--- START INFORMATION PROVIDED ---
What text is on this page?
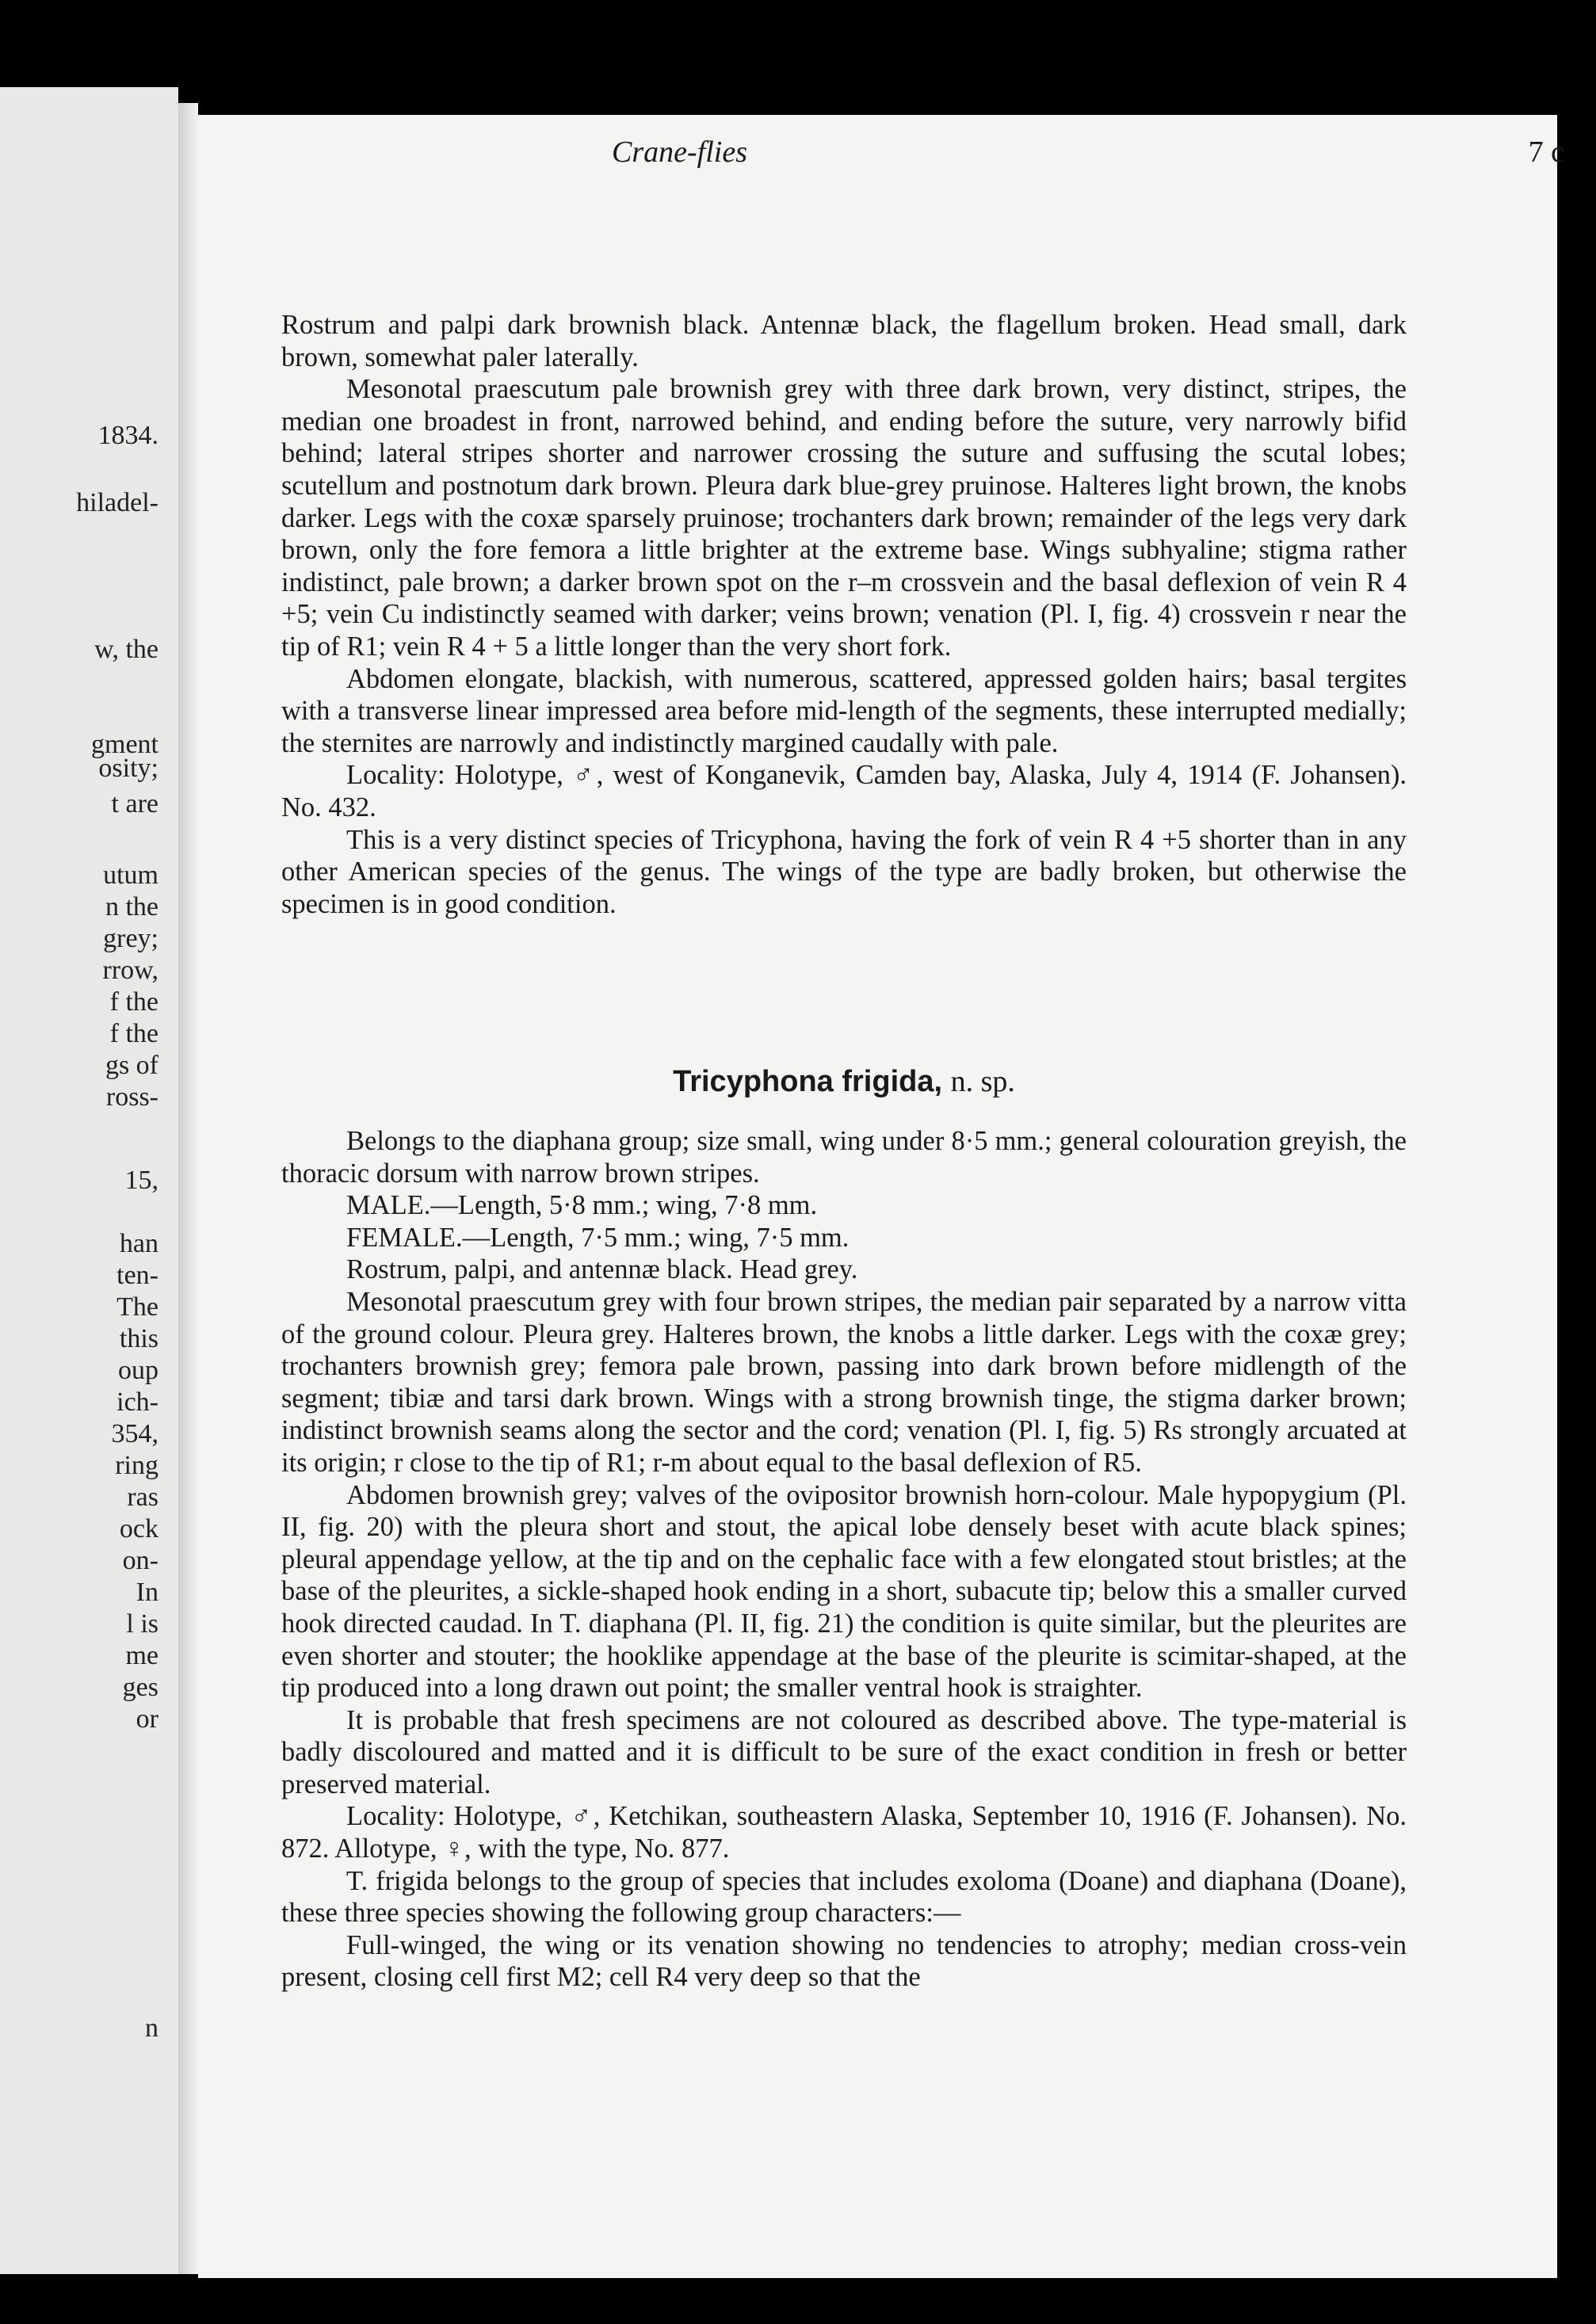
1834.
hiladel-
w, the
gment
osity;
t are
utum
n the
grey;
rrow,
f the
f the
gs of
ross-
15,
han
ten-
The
this
oup
ich-
354,
ring
ras
ock
on-
In
l is
me
ges
or
n
Crane-flies	7 c

Rostrum and palpi dark brownish black. Antennæ black, the flagellum broken. Head small, dark brown, somewhat paler laterally.

Mesonotal praescutum pale brownish grey with three dark brown, very distinct, stripes, the median one broadest in front, narrowed behind, and ending before the suture, very narrowly bifid behind; lateral stripes shorter and narrower crossing the suture and suffusing the scutal lobes; scutellum and postnotum dark brown. Pleura dark blue-grey pruinose. Halteres light brown, the knobs darker. Legs with the coxæ sparsely pruinose; trochanters dark brown; remainder of the legs very dark brown, only the fore femora a little brighter at the extreme base. Wings subhyaline; stigma rather indistinct, pale brown; a darker brown spot on the r–m crossvein and the basal deflexion of vein R 4 +5; vein Cu indistinctly seamed with darker; veins brown; venation (Pl. I, fig. 4) crossvein r near the tip of R1; vein R 4 + 5 a little longer than the very short fork.

Abdomen elongate, blackish, with numerous, scattered, appressed golden hairs; basal tergites with a transverse linear impressed area before mid-length of the segments, these interrupted medially; the sternites are narrowly and indistinctly margined caudally with pale.

Locality: Holotype, ♂, west of Konganevik, Camden bay, Alaska, July 4, 1914 (F. Johansen). No. 432.

This is a very distinct species of Tricyphona, having the fork of vein R 4 +5 shorter than in any other American species of the genus. The wings of the type are badly broken, but otherwise the specimen is in good condition.

Tricyphona frigida, n. sp.

Belongs to the diaphana group; size small, wing under 8·5 mm.; general colouration greyish, the thoracic dorsum with narrow brown stripes.

MALE.—Length, 5·8 mm.; wing, 7·8 mm.

FEMALE.—Length, 7·5 mm.; wing, 7·5 mm.

Rostrum, palpi, and antennæ black. Head grey.

Mesonotal praescutum grey with four brown stripes, the median pair separated by a narrow vitta of the ground colour. Pleura grey. Halteres brown, the knobs a little darker. Legs with the coxæ grey; trochanters brownish grey; femora pale brown, passing into dark brown before midlength of the segment; tibiæ and tarsi dark brown. Wings with a strong brownish tinge, the stigma darker brown; indistinct brownish seams along the sector and the cord; venation (Pl. I, fig. 5) Rs strongly arcuated at its origin; r close to the tip of R1; r-m about equal to the basal deflexion of R5.

Abdomen brownish grey; valves of the ovipositor brownish horn-colour. Male hypopygium (Pl. II, fig. 20) with the pleura short and stout, the apical lobe densely beset with acute black spines; pleural appendage yellow, at the tip and on the cephalic face with a few elongated stout bristles; at the base of the pleurites, a sickle-shaped hook ending in a short, subacute tip; below this a smaller curved hook directed caudad. In T. diaphana (Pl. II, fig. 21) the condition is quite similar, but the pleurites are even shorter and stouter; the hooklike appendage at the base of the pleurite is scimitar-shaped, at the tip produced into a long drawn out point; the smaller ventral hook is straighter.

It is probable that fresh specimens are not coloured as described above. The type-material is badly discoloured and matted and it is difficult to be sure of the exact condition in fresh or better preserved material.

Locality: Holotype, ♂, Ketchikan, southeastern Alaska, September 10, 1916 (F. Johansen). No. 872. Allotype, ♀, with the type, No. 877.

T. frigida belongs to the group of species that includes exoloma (Doane) and diaphana (Doane), these three species showing the following group characters:—

Full-winged, the wing or its venation showing no tendencies to atrophy; median cross-vein present, closing cell first M2; cell R4 very deep so that the
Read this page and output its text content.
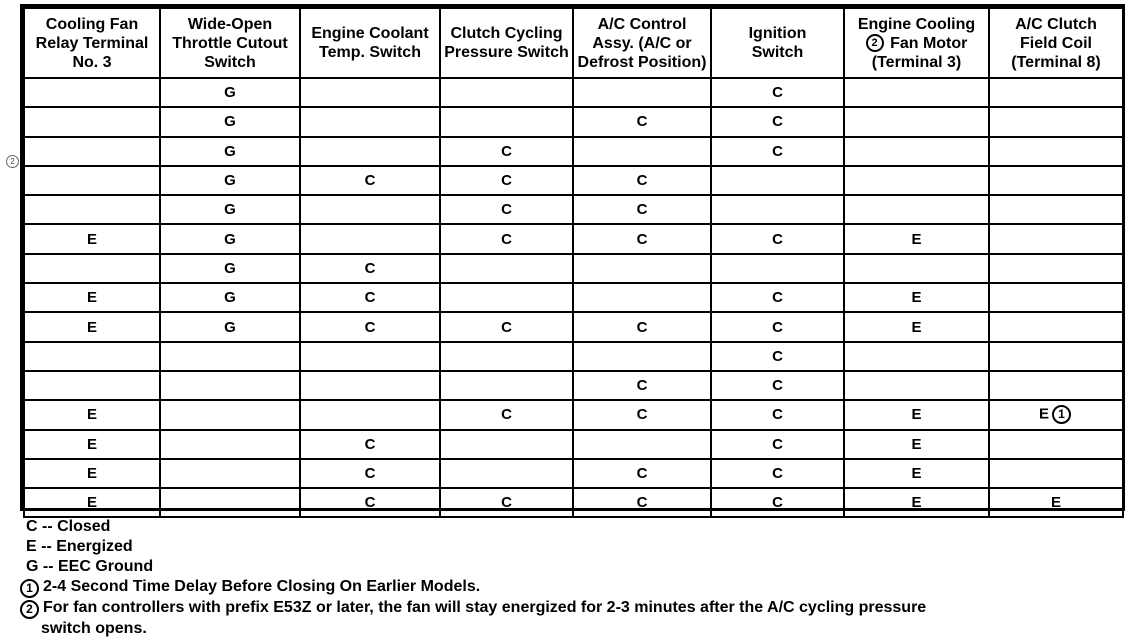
2
Cooling Fan
Relay Terminal
No. 3	Wide-Open
Throttle Cutout
Switch	Engine Coolant
Temp. Switch	Clutch Cycling
Pressure Switch	A/C Control
Assy. (A/C or
Defrost Position)	Ignition
Switch	Engine Cooling
2 Fan Motor
(Terminal 3)	A/C Clutch
Field Coil
(Terminal 8)

	G				C		
	G			C	C		
	G		C		C		
	G	C	C	C			
	G		C	C			
E	G		C	C	C	E	
	G	C					
E	G	C			C	E	
E	G	C	C	C	C	E	
					C		
				C	C		
E			C	C	C	E	E 1
E		C			C	E	
E		C		C	C	E	
E		C	C	C	C	E	E
C -- Closed
E -- Energized
G -- EEC Ground
1 2-4 Second Time Delay Before Closing On Earlier Models.
2 For fan controllers with prefix E53Z or later, the fan will stay energized for 2-3 minutes after the A/C cycling pressure
switch opens.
--- END INFORMATION PROVIDED ---
WHAT IS EXPECTED: In the records above, locate each line with the word "Rostrum". Copy all such lines.

WRITTEN SOLUTION:
Rostrum and palpi dark brownish black. Antennæ black, the flagellum broken. Head small, dark brown, somewhat paler laterally.
Rostrum, palpi, and antennæ black. Head grey.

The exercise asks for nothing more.